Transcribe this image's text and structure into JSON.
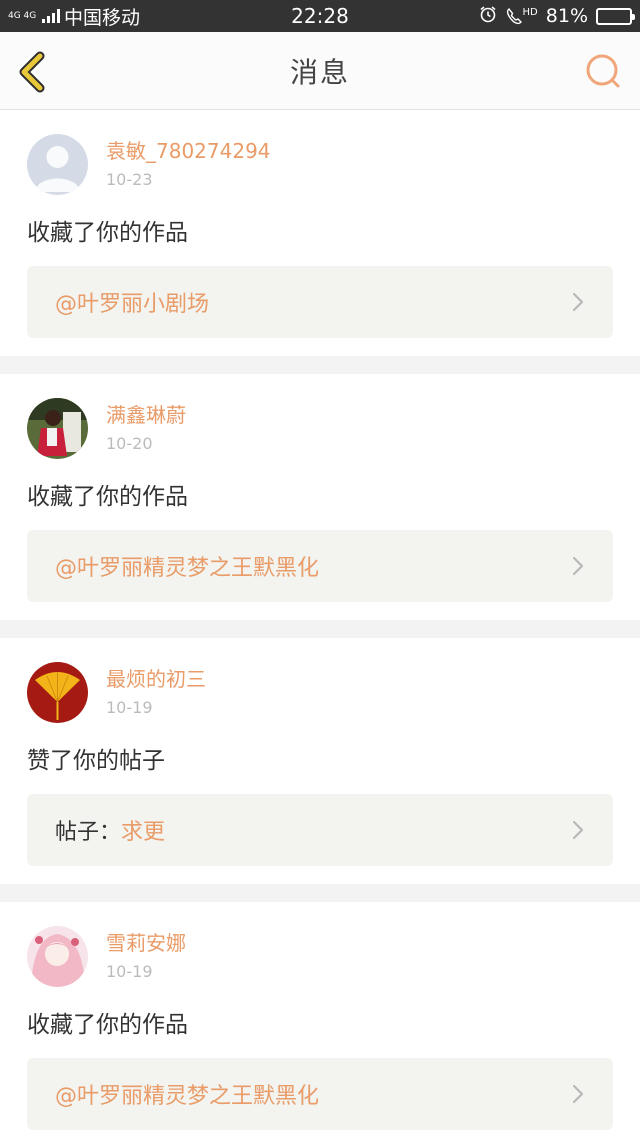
{
  "status_bar": {
    "network": "4G 4G",
    "carrier": "中国移动",
    "time": "22:28",
    "hd": "HD",
    "battery": "81%",
    "battery_level": 0.81
  },
  "nav": {
    "title": "消息"
  },
  "notifications": [
    {
      "username": "袁敏_780274294",
      "date": "10-23",
      "action": "收藏了你的作品",
      "link_prefix": "",
      "link": "@叶罗丽小剧场"
    },
    {
      "username": "满鑫琳蔚",
      "date": "10-20",
      "action": "收藏了你的作品",
      "link_prefix": "",
      "link": "@叶罗丽精灵梦之王默黑化"
    },
    {
      "username": "最烦的初三",
      "date": "10-19",
      "action": "赞了你的帖子",
      "link_prefix": "帖子：",
      "link": "求更"
    },
    {
      "username": "雪莉安娜",
      "date": "10-19",
      "action": "收藏了你的作品",
      "link_prefix": "",
      "link": "@叶罗丽精灵梦之王默黑化"
    }
  ],
  "colors": {
    "accent": "#e99b68",
    "back_icon": "#e8c83a",
    "status_bar": "#333333"
  }
}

**Short exercise**
Show, from the material above, each line that includes the string "username".

**Worked solution**
      "username": "袁敏_780274294",
      "username": "满鑫琳蔚",
      "username": "最烦的初三",
      "username": "雪莉安娜",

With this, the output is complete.